▶ _Stated goal_
Leaving out the pictures, retype all the material exactly.

▶ _Records supplied_
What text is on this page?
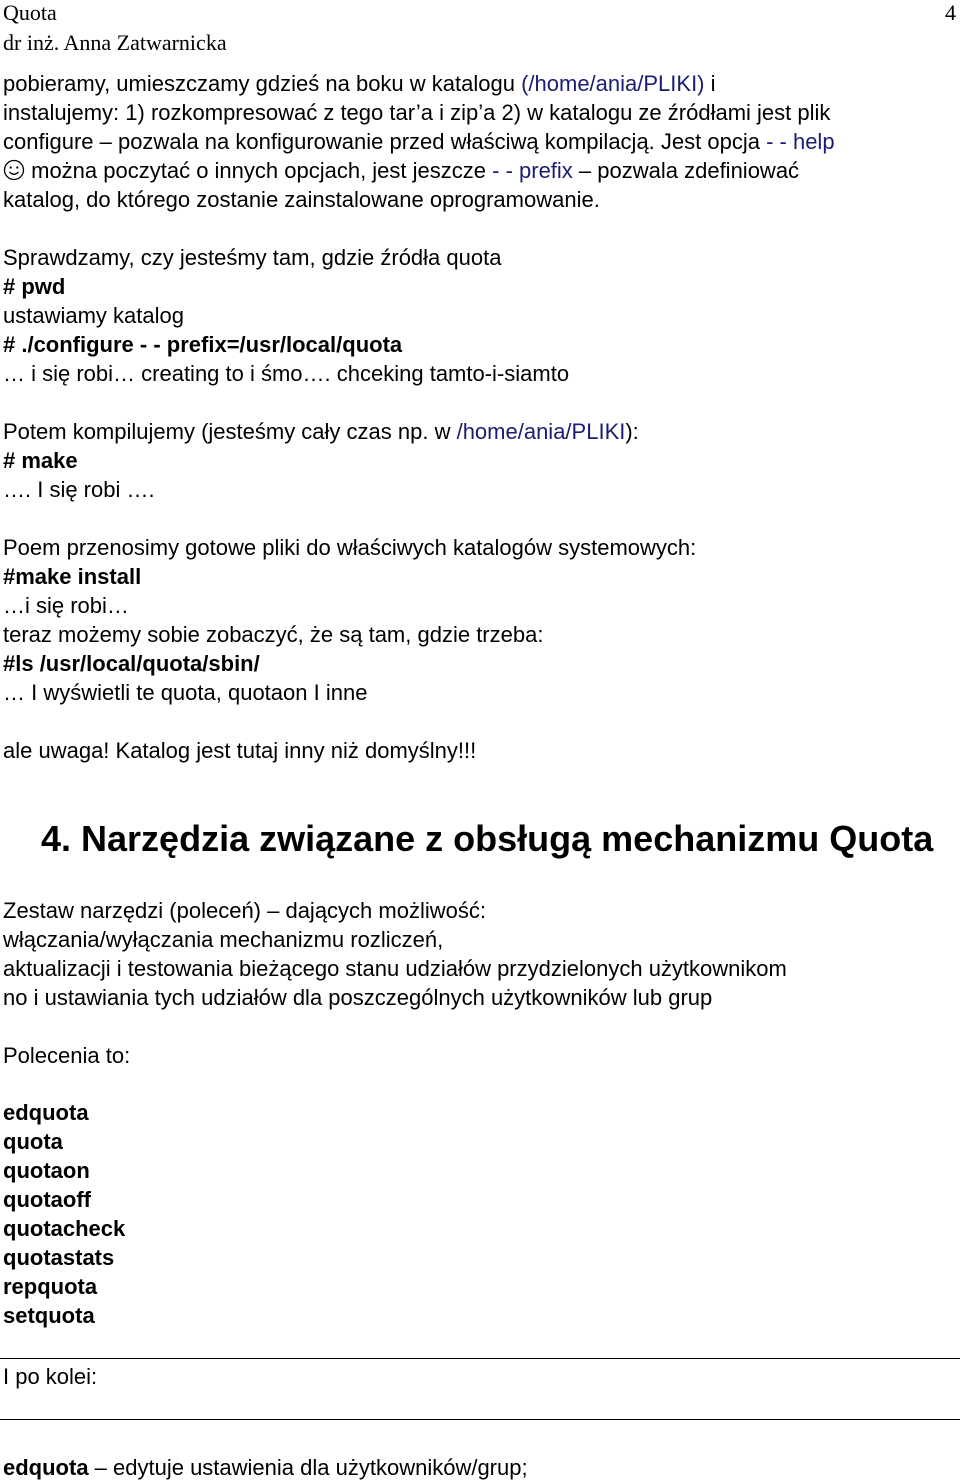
Quota
dr inż. Anna Zatwarnicka
4
pobieramy, umieszczamy gdzieś na boku w katalogu (/home/ania/PLIKI) i
instalujemy: 1) rozkompresować z tego tar’a i zip’a 2) w katalogu ze źródłami jest plik
configure – pozwala na konfigurowanie przed właściwą kompilacją. Jest opcja - - help
można poczytać o innych opcjach, jest jeszcze - - prefix – pozwala zdefiniować
katalog, do którego zostanie zainstalowane oprogramowanie.
Sprawdzamy, czy jesteśmy tam, gdzie źródła quota
# pwd
ustawiamy katalog
# ./configure - - prefix=/usr/local/quota
… i się robi… creating to i śmo…. chceking tamto-i-siamto
Potem kompilujemy (jesteśmy cały czas np. w /home/ania/PLIKI):
# make
…. I się robi ….
Poem przenosimy gotowe pliki do właściwych katalogów systemowych:
#make install
…i się robi…
teraz możemy sobie zobaczyć, że są tam, gdzie trzeba:
#ls /usr/local/quota/sbin/
… I wyświetli te quota, quotaon I inne
ale uwaga! Katalog jest tutaj inny niż domyślny!!!
4. Narzędzia związane z obsługą mechanizmu Quota
Zestaw narzędzi (poleceń) – dających możliwość:
włączania/wyłączania mechanizmu rozliczeń,
aktualizacji i testowania bieżącego stanu udziałów przydzielonych użytkownikom
no i ustawiania tych udziałów dla poszczególnych użytkowników lub grup
Polecenia to:
edquota
quota
quotaon
quotaoff
quotacheck
quotastats
repquota
setquota
I po kolei:
edquota – edytuje ustawienia dla użytkowników/grup;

▶ _Answer to this problem_
What text is on this page?
Quota
dr inż. Anna Zatwarnicka
4
pobieramy, umieszczamy gdzieś na boku w katalogu (/home/ania/PLIKI) i
instalujemy: 1) rozkompresować z tego tar’a i zip’a 2) w katalogu ze źródłami jest plik
configure – pozwala na konfigurowanie przed właściwą kompilacją. Jest opcja - - help
można poczytać o innych opcjach, jest jeszcze - - prefix – pozwala zdefiniować
katalog, do którego zostanie zainstalowane oprogramowanie.
Sprawdzamy, czy jesteśmy tam, gdzie źródła quota
# pwd
ustawiamy katalog
# ./configure - - prefix=/usr/local/quota
… i się robi… creating to i śmo…. chceking tamto-i-siamto
Potem kompilujemy (jesteśmy cały czas np. w /home/ania/PLIKI):
# make
…. I się robi ….
Poem przenosimy gotowe pliki do właściwych katalogów systemowych:
#make install
…i się robi…
teraz możemy sobie zobaczyć, że są tam, gdzie trzeba:
#ls /usr/local/quota/sbin/
… I wyświetli te quota, quotaon I inne
ale uwaga! Katalog jest tutaj inny niż domyślny!!!
4. Narzędzia związane z obsługą mechanizmu Quota
Zestaw narzędzi (poleceń) – dających możliwość:
włączania/wyłączania mechanizmu rozliczeń,
aktualizacji i testowania bieżącego stanu udziałów przydzielonych użytkownikom
no i ustawiania tych udziałów dla poszczególnych użytkowników lub grup
Polecenia to:
edquota
quota
quotaon
quotaoff
quotacheck
quotastats
repquota
setquota
I po kolei:
edquota – edytuje ustawienia dla użytkowników/grup;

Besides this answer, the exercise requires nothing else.